Your instructions:
Identify each line below containing the string "Paneli" and copy it.

(Data records)
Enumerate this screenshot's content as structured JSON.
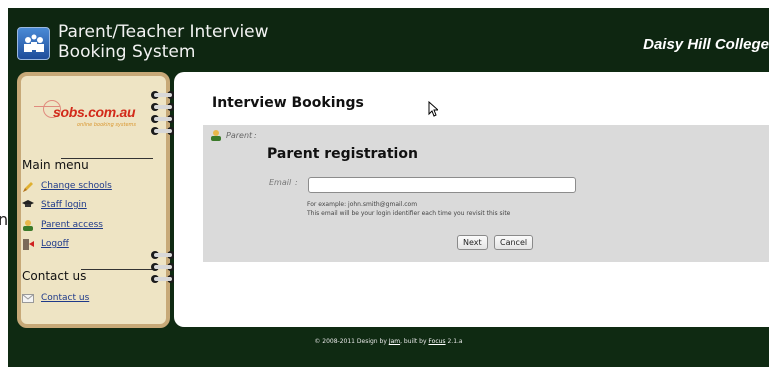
{
  "gutter": {
    "letter": "n"
  },
  "header": {
    "title_line1": "Parent/Teacher Interview",
    "title_line2": "Booking System",
    "school": "Daisy Hill College",
    "logo_icon": "people-icon"
  },
  "sidebar": {
    "brand": "sobs.com.au",
    "brand_tagline": "online booking systems",
    "main_menu_heading": "Main menu",
    "menu_items": [
      {
        "label": "Change schools",
        "icon": "pencil-icon"
      },
      {
        "label": "Staff login",
        "icon": "hat-icon"
      },
      {
        "label": "Parent access",
        "icon": "user-icon"
      },
      {
        "label": "Logoff",
        "icon": "exit-icon"
      }
    ],
    "contact_heading": "Contact us",
    "contact_item": {
      "label": "Contact us",
      "icon": "envelope-icon"
    }
  },
  "main": {
    "page_title": "Interview Bookings",
    "role_label": "Parent",
    "section_title": "Parent registration",
    "email_label": "Email",
    "email_value": "",
    "hint_line1": "For example: john.smith@gmail.com",
    "hint_line2": "This email will be your login identifier each time you revisit this site",
    "next_label": "Next",
    "cancel_label": "Cancel"
  },
  "footer": {
    "prefix": "© 2008-2011 Design by",
    "design_link": "Jam",
    "middle": ", built by",
    "built_link": "Focus",
    "version": "2.1.a"
  },
  "colors": {
    "header_bg": "#0e2611",
    "sidebar_bg": "#eee4c4",
    "sidebar_border": "#c7a978",
    "panel_bg": "#dadada",
    "link": "#1f3a8a"
  }
}
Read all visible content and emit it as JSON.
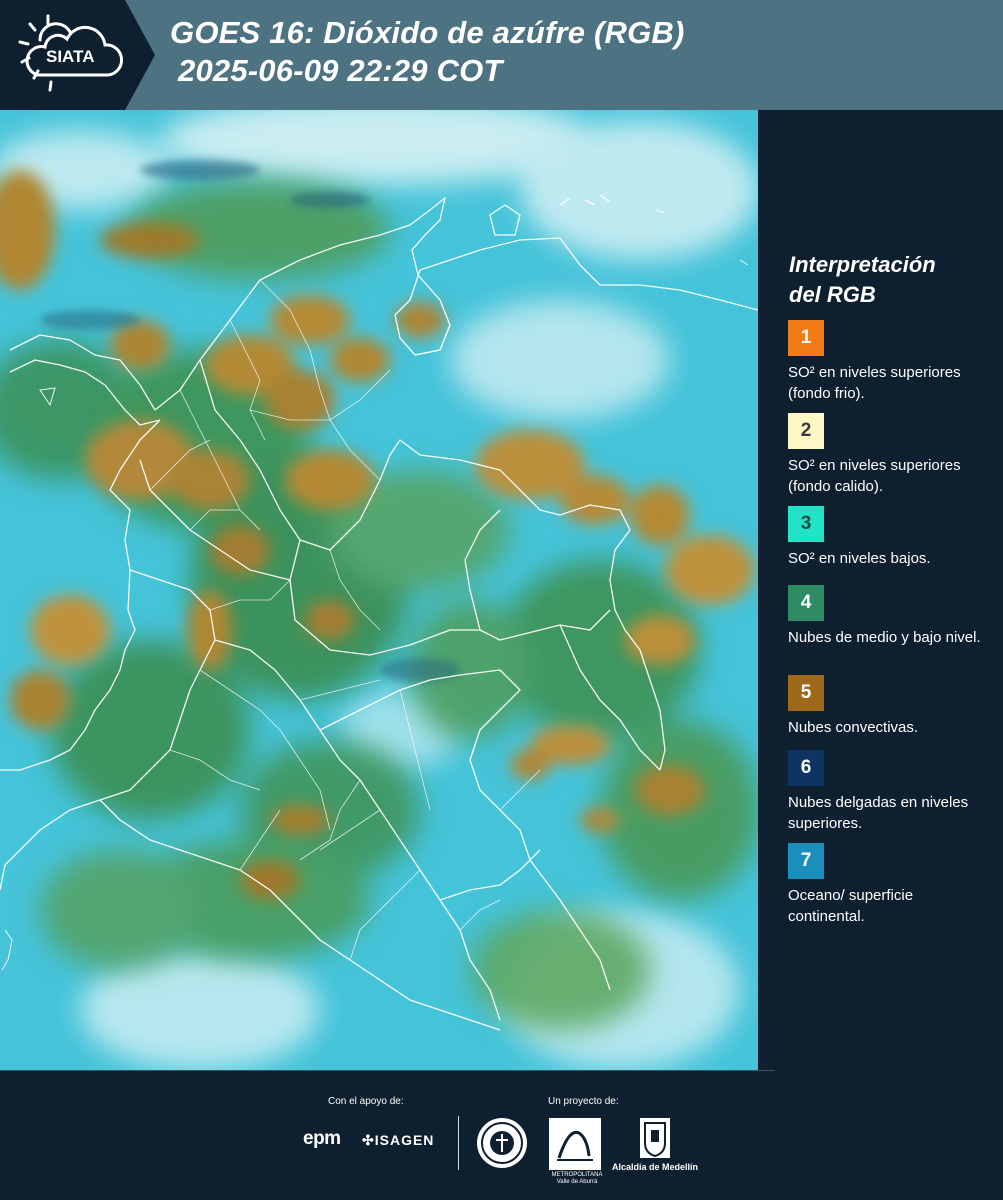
{
  "header": {
    "logo_text": "SIATA",
    "title_line1": "GOES 16: Dióxido de azúfre (RGB)",
    "title_line2": "2025-06-09 22:29 COT"
  },
  "legend": {
    "title_line1": "Interpretación",
    "title_line2": "del RGB",
    "items": [
      {
        "number": "1",
        "color": "#f47c17",
        "number_color": "#ffffff",
        "text": "SO² en niveles superiores (fondo frio)."
      },
      {
        "number": "2",
        "color": "#fff6c5",
        "number_color": "#3b3b3b",
        "text": "SO² en niveles superiores (fondo calido)."
      },
      {
        "number": "3",
        "color": "#22e3c6",
        "number_color": "#1b4a44",
        "text": "SO² en niveles bajos."
      },
      {
        "number": "4",
        "color": "#2e8b63",
        "number_color": "#ffffff",
        "text": "Nubes de medio y bajo nivel."
      },
      {
        "number": "5",
        "color": "#9e6a1a",
        "number_color": "#ffffff",
        "text": "Nubes convectivas."
      },
      {
        "number": "6",
        "color": "#0e3465",
        "number_color": "#ffffff",
        "text": "Nubes delgadas en niveles superiores."
      },
      {
        "number": "7",
        "color": "#1a8fbc",
        "number_color": "#ffffff",
        "text": "Oceano/ superficie continental."
      }
    ]
  },
  "footer": {
    "support_label": "Con el apoyo de:",
    "project_label": "Un proyecto de:",
    "sponsor1": "epm",
    "sponsor2": "ISAGEN",
    "partner_area": "METROPOLITANA Valle de Aburrá",
    "partner_alcaldia": "Alcaldía de Medellín"
  },
  "colors": {
    "header_bg": "#4d7281",
    "panel_bg": "#0e1f2f",
    "map_cyan": "#3fc6dc",
    "map_green": "#3a8f4a",
    "map_brown": "#b0862e"
  }
}
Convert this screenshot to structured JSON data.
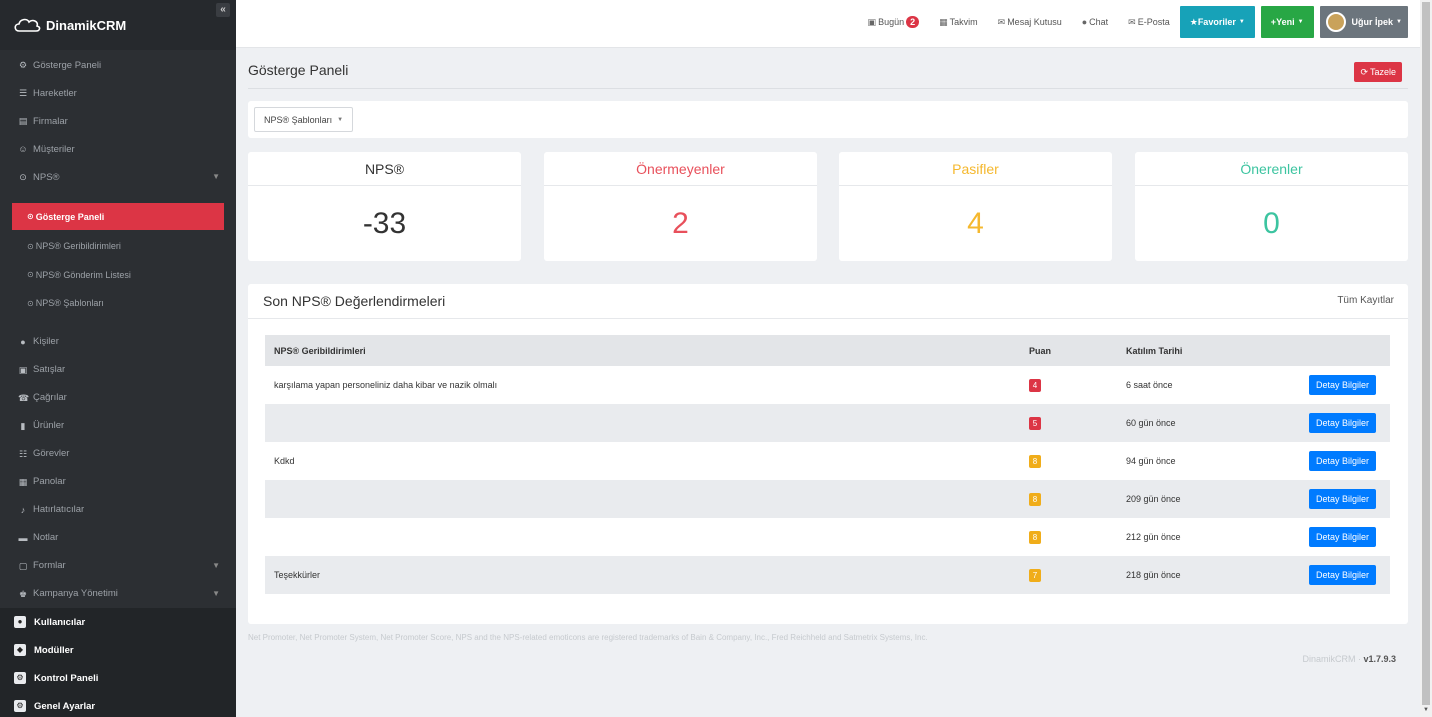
{
  "brand": {
    "name": "DinamikCRM",
    "collapse": "«"
  },
  "sidebar": {
    "items": [
      {
        "icon": "⚙",
        "label": "Gösterge Paneli"
      },
      {
        "icon": "☰",
        "label": "Hareketler"
      },
      {
        "icon": "▤",
        "label": "Firmalar"
      },
      {
        "icon": "☺",
        "label": "Müşteriler"
      },
      {
        "icon": "⊙",
        "label": "NPS®"
      }
    ],
    "submenu": [
      {
        "label": "Gösterge Paneli"
      },
      {
        "label": "NPS® Geribildirimleri"
      },
      {
        "label": "NPS® Gönderim Listesi"
      },
      {
        "label": "NPS® Şablonları"
      }
    ],
    "items2": [
      {
        "icon": "●",
        "label": "Kişiler"
      },
      {
        "icon": "▣",
        "label": "Satışlar"
      },
      {
        "icon": "☎",
        "label": "Çağrılar"
      },
      {
        "icon": "▮",
        "label": "Ürünler"
      },
      {
        "icon": "☷",
        "label": "Görevler"
      },
      {
        "icon": "▦",
        "label": "Panolar"
      },
      {
        "icon": "♪",
        "label": "Hatırlatıcılar"
      },
      {
        "icon": "▬",
        "label": "Notlar"
      },
      {
        "icon": "▢",
        "label": "Formlar"
      },
      {
        "icon": "♚",
        "label": "Kampanya Yönetimi"
      }
    ],
    "bottom": [
      {
        "icon": "●",
        "label": "Kullanıcılar"
      },
      {
        "icon": "◆",
        "label": "Modüller"
      },
      {
        "icon": "⚙",
        "label": "Kontrol Paneli"
      },
      {
        "icon": "⚙",
        "label": "Genel Ayarlar"
      }
    ]
  },
  "topbar": {
    "today": "Bugün",
    "today_count": "2",
    "calendar": "Takvim",
    "inbox": "Mesaj Kutusu",
    "chat": "Chat",
    "email": "E-Posta",
    "favorites": "Favoriler",
    "new": "Yeni",
    "user": "Uğur İpek"
  },
  "page": {
    "title": "Gösterge Paneli",
    "refresh": "Tazele",
    "templates": "NPS® Şablonları"
  },
  "cards": [
    {
      "title": "NPS®",
      "value": "-33",
      "color": "#333333"
    },
    {
      "title": "Önermeyenler",
      "value": "2",
      "color": "#e8505b"
    },
    {
      "title": "Pasifler",
      "value": "4",
      "color": "#f5b82e"
    },
    {
      "title": "Önerenler",
      "value": "0",
      "color": "#3cc4a0"
    }
  ],
  "recent": {
    "title": "Son NPS® Değerlendirmeleri",
    "all_records": "Tüm Kayıtlar",
    "columns": [
      "NPS® Geribildirimleri",
      "Puan",
      "Katılım Tarihi"
    ],
    "detail_label": "Detay Bilgiler",
    "rows": [
      {
        "feedback": "karşılama yapan personeliniz daha kibar ve nazik olmalı",
        "score": "4",
        "score_color": "#dc3545",
        "date": "6 saat önce"
      },
      {
        "feedback": "",
        "score": "5",
        "score_color": "#dc3545",
        "date": "60 gün önce"
      },
      {
        "feedback": "Kdkd",
        "score": "8",
        "score_color": "#f0ad1a",
        "date": "94 gün önce"
      },
      {
        "feedback": "",
        "score": "8",
        "score_color": "#f0ad1a",
        "date": "209 gün önce"
      },
      {
        "feedback": "",
        "score": "8",
        "score_color": "#f0ad1a",
        "date": "212 gün önce"
      },
      {
        "feedback": "Teşekkürler",
        "score": "7",
        "score_color": "#f0ad1a",
        "date": "218 gün önce"
      }
    ]
  },
  "footer": {
    "note": "Net Promoter, Net Promoter System, Net Promoter Score, NPS and the NPS-related emoticons are registered trademarks of Bain & Company, Inc., Fred Reichheld and Satmetrix Systems, Inc.",
    "product": "DinamikCRM",
    "version": "v1.7.9.3"
  }
}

Completed exercise:
        "label": "Gösterge Paneli"
        "label": "Gösterge Paneli"
        "label": "Kontrol Paneli"
    "title": "Gösterge Paneli",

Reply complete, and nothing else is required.